▶ _Goal_:
From the entries below, gather each line containing the word "color".

____________________

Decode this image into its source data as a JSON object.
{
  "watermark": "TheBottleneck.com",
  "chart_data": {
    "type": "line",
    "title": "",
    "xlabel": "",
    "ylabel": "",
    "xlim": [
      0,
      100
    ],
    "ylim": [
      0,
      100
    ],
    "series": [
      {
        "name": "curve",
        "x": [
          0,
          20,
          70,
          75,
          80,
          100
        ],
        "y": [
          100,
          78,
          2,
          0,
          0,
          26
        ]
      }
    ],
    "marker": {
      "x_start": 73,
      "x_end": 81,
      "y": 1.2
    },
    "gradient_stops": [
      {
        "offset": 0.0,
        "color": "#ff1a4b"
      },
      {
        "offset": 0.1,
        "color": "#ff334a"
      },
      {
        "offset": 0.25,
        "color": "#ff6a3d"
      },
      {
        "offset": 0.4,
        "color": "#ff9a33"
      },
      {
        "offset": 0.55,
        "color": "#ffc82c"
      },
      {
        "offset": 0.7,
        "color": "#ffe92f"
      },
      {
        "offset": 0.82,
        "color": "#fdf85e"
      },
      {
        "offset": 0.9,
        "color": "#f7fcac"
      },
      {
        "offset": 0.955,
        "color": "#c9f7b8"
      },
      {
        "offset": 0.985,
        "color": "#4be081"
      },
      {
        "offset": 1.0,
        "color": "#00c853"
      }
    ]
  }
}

____________________

▶ _Solution_:
        "color": "#ff1a4b"
        "color": "#ff334a"
        "color": "#ff6a3d"
        "color": "#ff9a33"
        "color": "#ffc82c"
        "color": "#ffe92f"
        "color": "#fdf85e"
        "color": "#f7fcac"
        "color": "#c9f7b8"
        "color": "#4be081"
        "color": "#00c853"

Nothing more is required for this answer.